WHAT YOU WILL DO: Of the lines in these entries, how many contain the string "blok"? Give the number and nothing else.

BEGIN LISTED RECORDS

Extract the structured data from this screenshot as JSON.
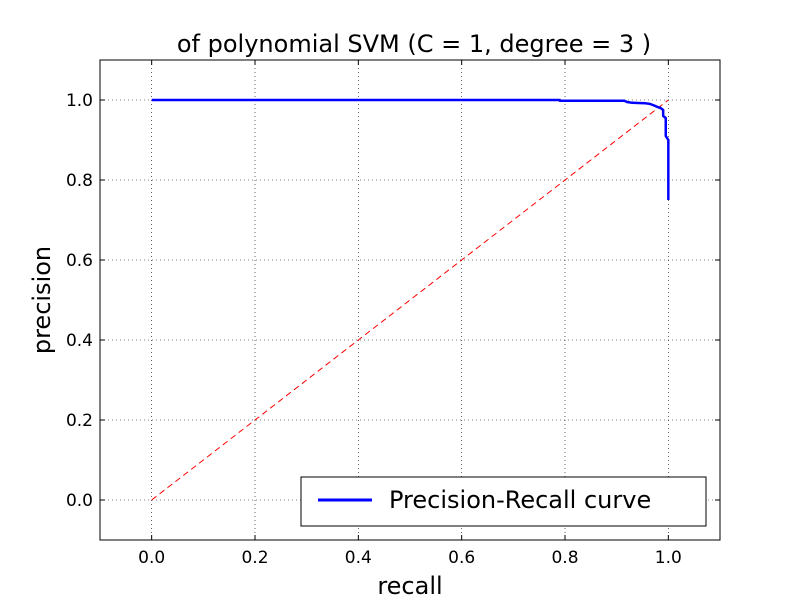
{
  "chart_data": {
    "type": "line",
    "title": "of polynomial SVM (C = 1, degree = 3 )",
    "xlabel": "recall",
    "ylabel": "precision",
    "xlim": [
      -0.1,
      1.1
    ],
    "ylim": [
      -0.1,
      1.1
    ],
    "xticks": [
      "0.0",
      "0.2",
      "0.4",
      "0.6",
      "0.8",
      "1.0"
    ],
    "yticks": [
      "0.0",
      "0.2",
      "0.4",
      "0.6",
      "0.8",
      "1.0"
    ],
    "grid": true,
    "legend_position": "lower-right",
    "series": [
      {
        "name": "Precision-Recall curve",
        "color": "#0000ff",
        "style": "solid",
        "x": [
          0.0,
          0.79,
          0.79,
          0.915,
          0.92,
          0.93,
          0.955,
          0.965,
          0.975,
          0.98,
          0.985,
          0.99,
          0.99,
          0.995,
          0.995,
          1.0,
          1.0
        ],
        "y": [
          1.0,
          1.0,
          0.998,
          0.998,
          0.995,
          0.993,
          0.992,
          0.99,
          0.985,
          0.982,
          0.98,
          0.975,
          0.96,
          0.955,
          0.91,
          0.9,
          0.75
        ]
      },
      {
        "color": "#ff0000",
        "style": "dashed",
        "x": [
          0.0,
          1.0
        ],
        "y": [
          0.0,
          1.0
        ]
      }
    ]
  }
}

END LISTED RECORDS
BEGIN LISTED RECORDS

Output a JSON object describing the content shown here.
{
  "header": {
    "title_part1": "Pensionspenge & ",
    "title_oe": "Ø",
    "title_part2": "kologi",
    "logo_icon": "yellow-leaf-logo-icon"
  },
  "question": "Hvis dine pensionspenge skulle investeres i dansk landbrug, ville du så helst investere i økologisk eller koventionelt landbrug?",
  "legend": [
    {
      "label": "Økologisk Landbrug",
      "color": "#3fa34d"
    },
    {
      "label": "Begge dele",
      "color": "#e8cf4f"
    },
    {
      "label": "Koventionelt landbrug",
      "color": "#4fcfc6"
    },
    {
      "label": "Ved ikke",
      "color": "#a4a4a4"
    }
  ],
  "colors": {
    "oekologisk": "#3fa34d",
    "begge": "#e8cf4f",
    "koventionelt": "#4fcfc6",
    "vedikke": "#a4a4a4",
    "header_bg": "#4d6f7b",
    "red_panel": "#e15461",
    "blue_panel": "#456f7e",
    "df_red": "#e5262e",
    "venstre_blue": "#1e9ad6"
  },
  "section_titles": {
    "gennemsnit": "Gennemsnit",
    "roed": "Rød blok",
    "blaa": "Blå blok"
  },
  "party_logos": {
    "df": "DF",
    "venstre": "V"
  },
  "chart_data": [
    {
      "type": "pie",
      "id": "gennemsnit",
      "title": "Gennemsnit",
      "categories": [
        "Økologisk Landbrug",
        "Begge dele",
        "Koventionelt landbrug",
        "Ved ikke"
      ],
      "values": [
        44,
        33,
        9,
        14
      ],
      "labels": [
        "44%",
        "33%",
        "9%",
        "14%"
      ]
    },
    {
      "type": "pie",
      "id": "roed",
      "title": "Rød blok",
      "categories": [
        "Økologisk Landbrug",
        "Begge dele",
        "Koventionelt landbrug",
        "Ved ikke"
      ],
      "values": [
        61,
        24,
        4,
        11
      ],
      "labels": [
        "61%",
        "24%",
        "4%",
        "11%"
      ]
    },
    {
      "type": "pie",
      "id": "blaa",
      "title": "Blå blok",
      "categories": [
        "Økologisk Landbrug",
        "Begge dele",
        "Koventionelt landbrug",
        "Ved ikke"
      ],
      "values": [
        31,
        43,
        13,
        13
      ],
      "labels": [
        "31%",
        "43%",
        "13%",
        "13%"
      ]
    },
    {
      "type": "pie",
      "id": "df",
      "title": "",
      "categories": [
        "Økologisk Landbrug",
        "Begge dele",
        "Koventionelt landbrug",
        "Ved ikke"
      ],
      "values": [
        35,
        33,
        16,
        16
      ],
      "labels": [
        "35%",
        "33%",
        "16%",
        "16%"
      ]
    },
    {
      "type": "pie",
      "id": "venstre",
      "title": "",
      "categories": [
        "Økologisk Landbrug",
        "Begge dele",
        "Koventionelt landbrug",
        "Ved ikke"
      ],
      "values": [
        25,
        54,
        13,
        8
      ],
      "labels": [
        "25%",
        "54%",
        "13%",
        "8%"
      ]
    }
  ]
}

END LISTED RECORDS

RESULT OF THIS EXERCISE: 4